begin Data rows

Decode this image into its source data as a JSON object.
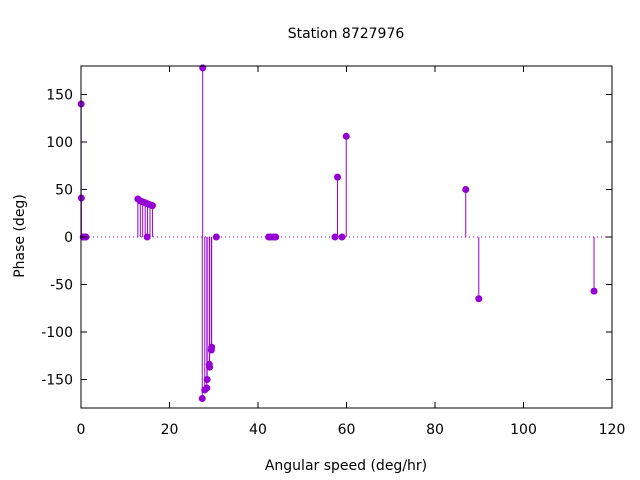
{
  "chart_data": {
    "type": "stem",
    "title": "Station 8727976",
    "xlabel": "Angular speed (deg/hr)",
    "ylabel": "Phase (deg)",
    "xlim": [
      0,
      120
    ],
    "ylim": [
      -180,
      180
    ],
    "xticks": [
      0,
      20,
      40,
      60,
      80,
      100,
      120
    ],
    "yticks": [
      -150,
      -100,
      -50,
      0,
      50,
      100,
      150
    ],
    "xtick_labels": [
      "0",
      "20",
      "40",
      "60",
      "80",
      "100",
      "120"
    ],
    "ytick_labels": [
      "-150",
      "-100",
      "-50",
      "0",
      "50",
      "100",
      "150"
    ],
    "zero_line": true,
    "grid": false,
    "series_color": "#9400d3",
    "points": [
      {
        "x": 0.04,
        "y": 140
      },
      {
        "x": 0.08,
        "y": 41
      },
      {
        "x": 0.5,
        "y": 0
      },
      {
        "x": 0.55,
        "y": 0
      },
      {
        "x": 1.0,
        "y": 0
      },
      {
        "x": 1.1,
        "y": 0
      },
      {
        "x": 12.85,
        "y": 40
      },
      {
        "x": 13.4,
        "y": 38
      },
      {
        "x": 13.94,
        "y": 37
      },
      {
        "x": 14.5,
        "y": 36
      },
      {
        "x": 14.96,
        "y": 0
      },
      {
        "x": 15.04,
        "y": 35
      },
      {
        "x": 15.59,
        "y": 34
      },
      {
        "x": 16.14,
        "y": 33
      },
      {
        "x": 27.5,
        "y": 178
      },
      {
        "x": 27.4,
        "y": -170
      },
      {
        "x": 27.97,
        "y": -161
      },
      {
        "x": 28.44,
        "y": -159
      },
      {
        "x": 28.51,
        "y": -150
      },
      {
        "x": 28.99,
        "y": -134
      },
      {
        "x": 29.06,
        "y": -137
      },
      {
        "x": 29.46,
        "y": -119
      },
      {
        "x": 29.53,
        "y": -116
      },
      {
        "x": 30.58,
        "y": 0
      },
      {
        "x": 42.4,
        "y": 0
      },
      {
        "x": 42.9,
        "y": 0
      },
      {
        "x": 43.5,
        "y": 0
      },
      {
        "x": 44.0,
        "y": 0
      },
      {
        "x": 57.4,
        "y": 0
      },
      {
        "x": 57.97,
        "y": 63
      },
      {
        "x": 58.98,
        "y": 0
      },
      {
        "x": 59.94,
        "y": 106
      },
      {
        "x": 86.95,
        "y": 50
      },
      {
        "x": 89.9,
        "y": -65
      },
      {
        "x": 115.94,
        "y": -57
      }
    ]
  }
}
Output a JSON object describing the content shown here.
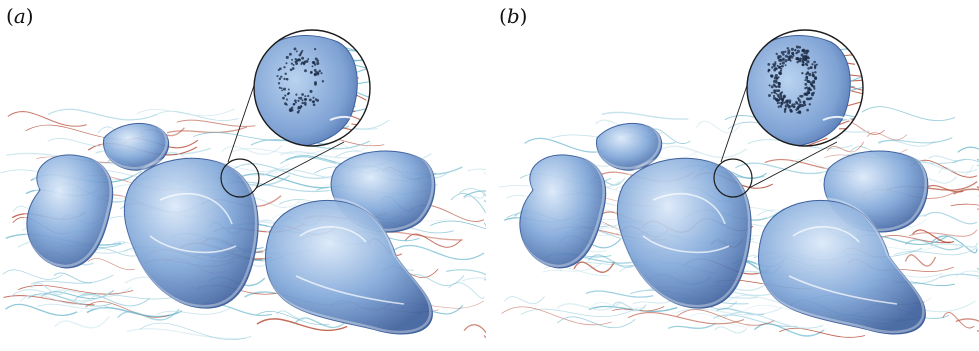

end Data rows

**Exercise goal:** Each line in the records above should be reproduced exactly; images are not copied.

**Task solution:**
Decode this image into its source data as a JSON object.
{
  "chart_data": {
    "type": "stem",
    "title": "Station 8727976",
    "xlabel": "Angular speed (deg/hr)",
    "ylabel": "Phase (deg)",
    "xlim": [
      0,
      120
    ],
    "ylim": [
      -180,
      180
    ],
    "xticks": [
      0,
      20,
      40,
      60,
      80,
      100,
      120
    ],
    "yticks": [
      -150,
      -100,
      -50,
      0,
      50,
      100,
      150
    ],
    "xtick_labels": [
      "0",
      "20",
      "40",
      "60",
      "80",
      "100",
      "120"
    ],
    "ytick_labels": [
      "-150",
      "-100",
      "-50",
      "0",
      "50",
      "100",
      "150"
    ],
    "zero_line": true,
    "grid": false,
    "series_color": "#9400d3",
    "points": [
      {
        "x": 0.04,
        "y": 140
      },
      {
        "x": 0.08,
        "y": 41
      },
      {
        "x": 0.5,
        "y": 0
      },
      {
        "x": 0.55,
        "y": 0
      },
      {
        "x": 1.0,
        "y": 0
      },
      {
        "x": 1.1,
        "y": 0
      },
      {
        "x": 12.85,
        "y": 40
      },
      {
        "x": 13.4,
        "y": 38
      },
      {
        "x": 13.94,
        "y": 37
      },
      {
        "x": 14.5,
        "y": 36
      },
      {
        "x": 14.96,
        "y": 0
      },
      {
        "x": 15.04,
        "y": 35
      },
      {
        "x": 15.59,
        "y": 34
      },
      {
        "x": 16.14,
        "y": 33
      },
      {
        "x": 27.5,
        "y": 178
      },
      {
        "x": 27.4,
        "y": -170
      },
      {
        "x": 27.97,
        "y": -161
      },
      {
        "x": 28.44,
        "y": -159
      },
      {
        "x": 28.51,
        "y": -150
      },
      {
        "x": 28.99,
        "y": -134
      },
      {
        "x": 29.06,
        "y": -137
      },
      {
        "x": 29.46,
        "y": -119
      },
      {
        "x": 29.53,
        "y": -116
      },
      {
        "x": 30.58,
        "y": 0
      },
      {
        "x": 42.4,
        "y": 0
      },
      {
        "x": 42.9,
        "y": 0
      },
      {
        "x": 43.5,
        "y": 0
      },
      {
        "x": 44.0,
        "y": 0
      },
      {
        "x": 57.4,
        "y": 0
      },
      {
        "x": 57.97,
        "y": 63
      },
      {
        "x": 58.98,
        "y": 0
      },
      {
        "x": 59.94,
        "y": 106
      },
      {
        "x": 86.95,
        "y": 50
      },
      {
        "x": 89.9,
        "y": -65
      },
      {
        "x": 115.94,
        "y": -57
      }
    ]
  }
}
Output a JSON object describing the content shown here.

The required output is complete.